▸ **Task description**: Note each line that includes the word "this". Copy those lines.

▸ **Supplied information**:

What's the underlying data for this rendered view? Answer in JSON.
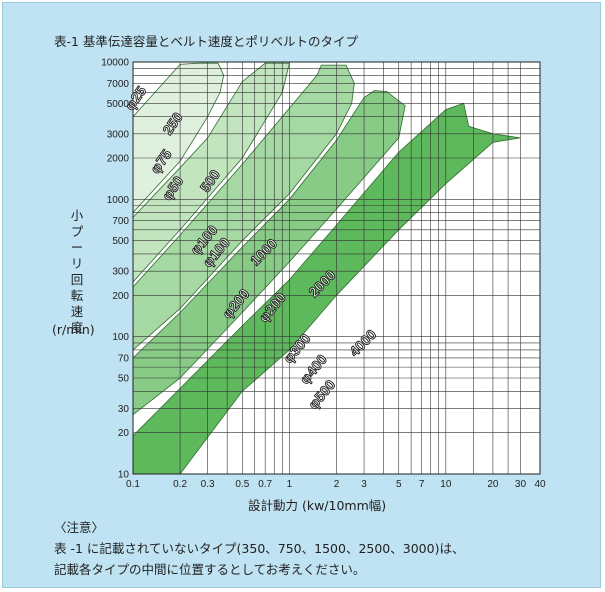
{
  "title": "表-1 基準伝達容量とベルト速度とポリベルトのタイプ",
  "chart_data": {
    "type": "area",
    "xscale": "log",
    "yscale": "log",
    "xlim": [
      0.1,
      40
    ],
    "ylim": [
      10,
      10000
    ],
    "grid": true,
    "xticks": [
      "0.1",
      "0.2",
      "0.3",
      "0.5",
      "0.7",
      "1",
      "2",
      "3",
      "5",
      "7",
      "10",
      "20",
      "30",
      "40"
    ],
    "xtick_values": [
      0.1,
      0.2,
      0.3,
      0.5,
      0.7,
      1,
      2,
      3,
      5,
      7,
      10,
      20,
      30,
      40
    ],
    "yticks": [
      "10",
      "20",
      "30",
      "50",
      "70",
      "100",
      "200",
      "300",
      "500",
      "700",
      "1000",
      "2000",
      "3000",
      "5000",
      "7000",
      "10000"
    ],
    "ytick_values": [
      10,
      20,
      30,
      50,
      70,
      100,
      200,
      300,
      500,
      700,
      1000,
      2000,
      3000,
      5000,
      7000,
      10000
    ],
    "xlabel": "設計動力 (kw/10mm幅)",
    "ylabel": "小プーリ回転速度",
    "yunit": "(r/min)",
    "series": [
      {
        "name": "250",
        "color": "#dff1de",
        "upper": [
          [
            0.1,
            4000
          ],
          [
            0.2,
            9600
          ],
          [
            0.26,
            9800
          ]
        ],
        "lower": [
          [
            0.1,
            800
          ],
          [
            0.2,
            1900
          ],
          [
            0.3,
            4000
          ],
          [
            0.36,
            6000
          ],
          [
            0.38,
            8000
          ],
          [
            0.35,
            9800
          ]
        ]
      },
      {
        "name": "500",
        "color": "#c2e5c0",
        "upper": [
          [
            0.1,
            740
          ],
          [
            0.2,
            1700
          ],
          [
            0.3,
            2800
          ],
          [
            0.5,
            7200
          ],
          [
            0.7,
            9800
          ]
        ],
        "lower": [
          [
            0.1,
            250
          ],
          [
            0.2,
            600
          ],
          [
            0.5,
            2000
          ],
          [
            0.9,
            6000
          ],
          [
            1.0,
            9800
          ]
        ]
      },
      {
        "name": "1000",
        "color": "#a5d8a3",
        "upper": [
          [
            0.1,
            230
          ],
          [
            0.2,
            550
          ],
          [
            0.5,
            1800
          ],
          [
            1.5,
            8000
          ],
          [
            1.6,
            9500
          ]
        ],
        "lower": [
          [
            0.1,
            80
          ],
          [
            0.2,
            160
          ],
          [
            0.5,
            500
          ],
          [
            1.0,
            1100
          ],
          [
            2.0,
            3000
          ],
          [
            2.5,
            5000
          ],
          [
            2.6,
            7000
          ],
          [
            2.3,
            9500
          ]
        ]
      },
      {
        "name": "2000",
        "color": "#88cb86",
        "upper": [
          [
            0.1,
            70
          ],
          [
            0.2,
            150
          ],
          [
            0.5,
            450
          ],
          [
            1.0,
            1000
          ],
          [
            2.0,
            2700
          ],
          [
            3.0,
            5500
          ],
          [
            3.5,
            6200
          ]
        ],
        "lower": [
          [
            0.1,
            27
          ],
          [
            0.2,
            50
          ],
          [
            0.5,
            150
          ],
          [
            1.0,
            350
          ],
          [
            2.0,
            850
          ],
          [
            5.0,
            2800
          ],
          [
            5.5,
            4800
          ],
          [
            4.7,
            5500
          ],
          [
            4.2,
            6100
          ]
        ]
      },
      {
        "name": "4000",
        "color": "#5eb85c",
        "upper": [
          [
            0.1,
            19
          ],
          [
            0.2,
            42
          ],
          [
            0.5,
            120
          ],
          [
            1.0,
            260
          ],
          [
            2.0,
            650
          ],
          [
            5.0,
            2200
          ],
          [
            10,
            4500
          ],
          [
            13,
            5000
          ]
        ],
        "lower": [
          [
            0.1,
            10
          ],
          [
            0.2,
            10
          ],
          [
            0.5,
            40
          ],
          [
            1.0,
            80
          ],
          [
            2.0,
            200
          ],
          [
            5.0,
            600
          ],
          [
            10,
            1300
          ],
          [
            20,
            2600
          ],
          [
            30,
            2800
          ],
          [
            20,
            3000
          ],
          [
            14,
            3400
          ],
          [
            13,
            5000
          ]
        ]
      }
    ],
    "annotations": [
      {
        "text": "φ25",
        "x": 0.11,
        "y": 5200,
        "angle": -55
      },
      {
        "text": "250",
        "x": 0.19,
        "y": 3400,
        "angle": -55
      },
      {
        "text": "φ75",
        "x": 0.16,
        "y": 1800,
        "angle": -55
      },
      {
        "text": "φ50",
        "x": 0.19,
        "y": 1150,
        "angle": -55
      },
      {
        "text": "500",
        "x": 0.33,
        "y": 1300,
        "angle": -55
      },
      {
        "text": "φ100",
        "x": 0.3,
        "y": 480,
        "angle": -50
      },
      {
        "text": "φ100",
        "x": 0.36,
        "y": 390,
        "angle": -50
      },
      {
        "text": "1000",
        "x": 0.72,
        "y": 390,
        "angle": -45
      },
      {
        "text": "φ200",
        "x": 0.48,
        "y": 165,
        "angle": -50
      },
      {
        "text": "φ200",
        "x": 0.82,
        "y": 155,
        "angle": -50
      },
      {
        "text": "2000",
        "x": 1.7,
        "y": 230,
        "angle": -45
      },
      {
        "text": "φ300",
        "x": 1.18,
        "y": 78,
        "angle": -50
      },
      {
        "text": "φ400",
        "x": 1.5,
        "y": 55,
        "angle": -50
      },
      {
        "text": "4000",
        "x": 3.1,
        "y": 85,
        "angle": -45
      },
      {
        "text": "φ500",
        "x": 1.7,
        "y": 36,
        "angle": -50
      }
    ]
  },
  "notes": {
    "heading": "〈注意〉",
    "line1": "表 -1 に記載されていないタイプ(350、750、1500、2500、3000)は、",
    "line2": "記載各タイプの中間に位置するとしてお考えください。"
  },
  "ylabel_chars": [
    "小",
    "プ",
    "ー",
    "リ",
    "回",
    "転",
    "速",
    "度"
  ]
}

...

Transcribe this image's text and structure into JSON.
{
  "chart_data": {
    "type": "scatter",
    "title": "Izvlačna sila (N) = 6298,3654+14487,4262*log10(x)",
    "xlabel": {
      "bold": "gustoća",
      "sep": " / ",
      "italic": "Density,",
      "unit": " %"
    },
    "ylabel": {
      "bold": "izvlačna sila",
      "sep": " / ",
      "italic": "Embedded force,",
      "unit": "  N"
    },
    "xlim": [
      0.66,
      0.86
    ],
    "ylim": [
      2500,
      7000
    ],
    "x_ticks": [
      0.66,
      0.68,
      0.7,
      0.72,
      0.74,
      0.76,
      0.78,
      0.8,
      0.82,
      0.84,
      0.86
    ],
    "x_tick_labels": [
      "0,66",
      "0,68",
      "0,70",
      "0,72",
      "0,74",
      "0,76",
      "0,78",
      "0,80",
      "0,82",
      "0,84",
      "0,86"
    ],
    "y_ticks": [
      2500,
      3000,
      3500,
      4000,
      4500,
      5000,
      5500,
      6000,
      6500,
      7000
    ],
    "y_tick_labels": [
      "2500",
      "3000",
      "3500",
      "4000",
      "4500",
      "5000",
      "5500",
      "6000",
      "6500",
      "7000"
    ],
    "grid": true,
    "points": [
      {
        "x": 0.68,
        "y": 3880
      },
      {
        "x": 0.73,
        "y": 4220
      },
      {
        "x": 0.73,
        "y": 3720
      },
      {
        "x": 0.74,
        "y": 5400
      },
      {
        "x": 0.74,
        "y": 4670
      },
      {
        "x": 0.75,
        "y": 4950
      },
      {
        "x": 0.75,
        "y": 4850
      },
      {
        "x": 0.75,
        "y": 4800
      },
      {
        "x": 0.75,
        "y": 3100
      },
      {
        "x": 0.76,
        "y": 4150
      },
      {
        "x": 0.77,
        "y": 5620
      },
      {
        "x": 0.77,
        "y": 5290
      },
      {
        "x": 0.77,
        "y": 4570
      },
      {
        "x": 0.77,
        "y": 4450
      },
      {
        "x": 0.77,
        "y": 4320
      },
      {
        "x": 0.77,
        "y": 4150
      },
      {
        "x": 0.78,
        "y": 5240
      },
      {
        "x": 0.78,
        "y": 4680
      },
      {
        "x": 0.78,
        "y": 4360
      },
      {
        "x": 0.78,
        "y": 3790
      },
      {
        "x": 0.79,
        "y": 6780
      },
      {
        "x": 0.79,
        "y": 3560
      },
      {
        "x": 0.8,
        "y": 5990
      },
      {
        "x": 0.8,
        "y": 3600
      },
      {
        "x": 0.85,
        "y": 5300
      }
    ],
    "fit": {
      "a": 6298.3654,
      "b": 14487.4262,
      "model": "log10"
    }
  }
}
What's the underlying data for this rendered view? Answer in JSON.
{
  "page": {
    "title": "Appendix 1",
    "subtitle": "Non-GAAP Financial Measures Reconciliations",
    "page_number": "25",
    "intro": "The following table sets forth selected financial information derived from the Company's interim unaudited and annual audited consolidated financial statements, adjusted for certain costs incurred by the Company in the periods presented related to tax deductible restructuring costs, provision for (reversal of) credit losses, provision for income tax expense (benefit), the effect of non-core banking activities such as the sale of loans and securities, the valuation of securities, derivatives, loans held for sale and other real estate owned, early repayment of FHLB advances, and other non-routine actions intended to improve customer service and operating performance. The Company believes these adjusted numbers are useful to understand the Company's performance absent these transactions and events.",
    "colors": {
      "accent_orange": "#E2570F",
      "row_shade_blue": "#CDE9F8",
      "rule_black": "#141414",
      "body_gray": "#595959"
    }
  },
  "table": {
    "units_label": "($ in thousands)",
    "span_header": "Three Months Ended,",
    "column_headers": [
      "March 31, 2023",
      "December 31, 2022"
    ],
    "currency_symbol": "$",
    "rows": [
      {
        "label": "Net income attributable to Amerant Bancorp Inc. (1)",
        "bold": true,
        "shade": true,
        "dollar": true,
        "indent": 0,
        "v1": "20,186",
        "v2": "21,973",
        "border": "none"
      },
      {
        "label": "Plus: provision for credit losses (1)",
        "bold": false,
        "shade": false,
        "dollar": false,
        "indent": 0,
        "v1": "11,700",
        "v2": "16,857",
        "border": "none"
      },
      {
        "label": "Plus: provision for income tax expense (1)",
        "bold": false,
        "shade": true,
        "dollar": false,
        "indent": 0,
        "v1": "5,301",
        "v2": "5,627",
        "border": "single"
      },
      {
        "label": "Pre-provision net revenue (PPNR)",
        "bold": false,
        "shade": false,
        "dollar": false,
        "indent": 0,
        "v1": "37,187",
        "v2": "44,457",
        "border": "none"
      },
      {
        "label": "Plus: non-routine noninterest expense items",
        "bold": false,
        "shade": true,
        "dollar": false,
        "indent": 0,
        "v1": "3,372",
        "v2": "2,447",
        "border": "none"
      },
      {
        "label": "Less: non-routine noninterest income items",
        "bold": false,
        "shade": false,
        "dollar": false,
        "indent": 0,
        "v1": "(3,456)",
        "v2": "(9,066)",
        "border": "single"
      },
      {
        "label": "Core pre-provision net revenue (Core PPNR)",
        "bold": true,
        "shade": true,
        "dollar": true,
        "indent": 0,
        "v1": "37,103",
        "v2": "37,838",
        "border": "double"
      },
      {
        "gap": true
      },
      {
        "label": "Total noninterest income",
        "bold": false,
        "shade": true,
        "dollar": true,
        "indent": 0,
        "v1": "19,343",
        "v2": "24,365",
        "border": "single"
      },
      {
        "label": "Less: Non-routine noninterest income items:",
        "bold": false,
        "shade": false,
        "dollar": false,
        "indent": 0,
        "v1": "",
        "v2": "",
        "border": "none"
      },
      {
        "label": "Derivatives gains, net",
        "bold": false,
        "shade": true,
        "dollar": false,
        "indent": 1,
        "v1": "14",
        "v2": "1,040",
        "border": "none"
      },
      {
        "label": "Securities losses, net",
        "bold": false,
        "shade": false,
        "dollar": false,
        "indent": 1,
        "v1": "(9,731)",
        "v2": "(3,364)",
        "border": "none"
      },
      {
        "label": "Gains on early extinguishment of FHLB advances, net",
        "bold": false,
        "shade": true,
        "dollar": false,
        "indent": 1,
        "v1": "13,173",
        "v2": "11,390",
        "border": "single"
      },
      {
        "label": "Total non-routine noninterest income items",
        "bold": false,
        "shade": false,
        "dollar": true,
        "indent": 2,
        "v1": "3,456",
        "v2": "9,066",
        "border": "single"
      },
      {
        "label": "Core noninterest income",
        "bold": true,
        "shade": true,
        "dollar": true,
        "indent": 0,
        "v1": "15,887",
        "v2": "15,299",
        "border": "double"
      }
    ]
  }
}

==

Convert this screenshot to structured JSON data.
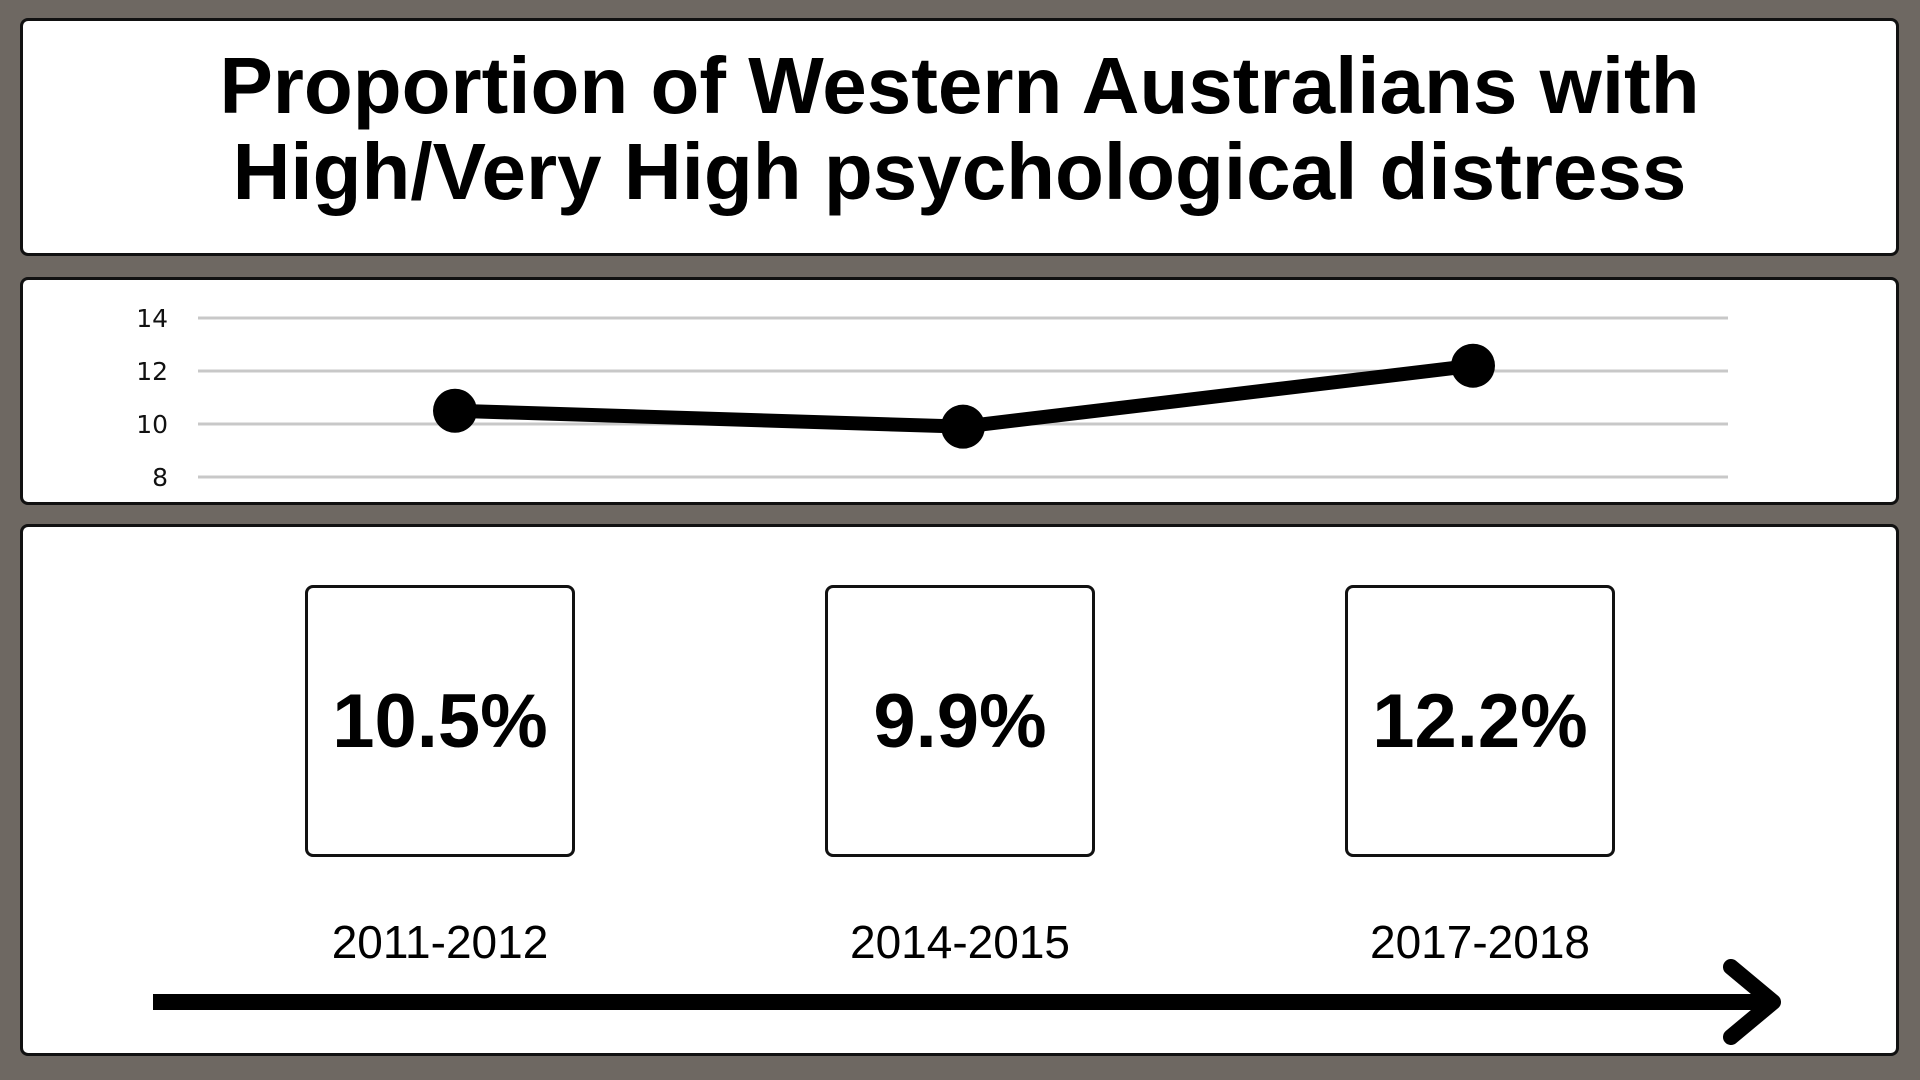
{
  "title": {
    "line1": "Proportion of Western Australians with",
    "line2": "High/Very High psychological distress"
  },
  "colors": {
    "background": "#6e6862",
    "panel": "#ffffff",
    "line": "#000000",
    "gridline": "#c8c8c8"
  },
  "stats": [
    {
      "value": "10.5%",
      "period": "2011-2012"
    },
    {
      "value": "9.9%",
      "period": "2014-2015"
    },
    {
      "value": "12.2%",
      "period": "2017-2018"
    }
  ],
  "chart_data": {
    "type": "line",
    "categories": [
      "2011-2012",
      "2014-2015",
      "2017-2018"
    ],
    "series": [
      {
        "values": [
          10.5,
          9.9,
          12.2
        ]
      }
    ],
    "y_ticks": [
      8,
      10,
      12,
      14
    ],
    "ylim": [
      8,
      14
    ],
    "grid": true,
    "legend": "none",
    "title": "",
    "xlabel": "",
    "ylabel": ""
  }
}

▸ **Written reply**:
What's the underlying data for this rendered view? Answer in JSON.
Transcribe this image's text and structure into JSON.
What's the underlying data for this rendered view? Answer in JSON.
Convert this screenshot to structured JSON data.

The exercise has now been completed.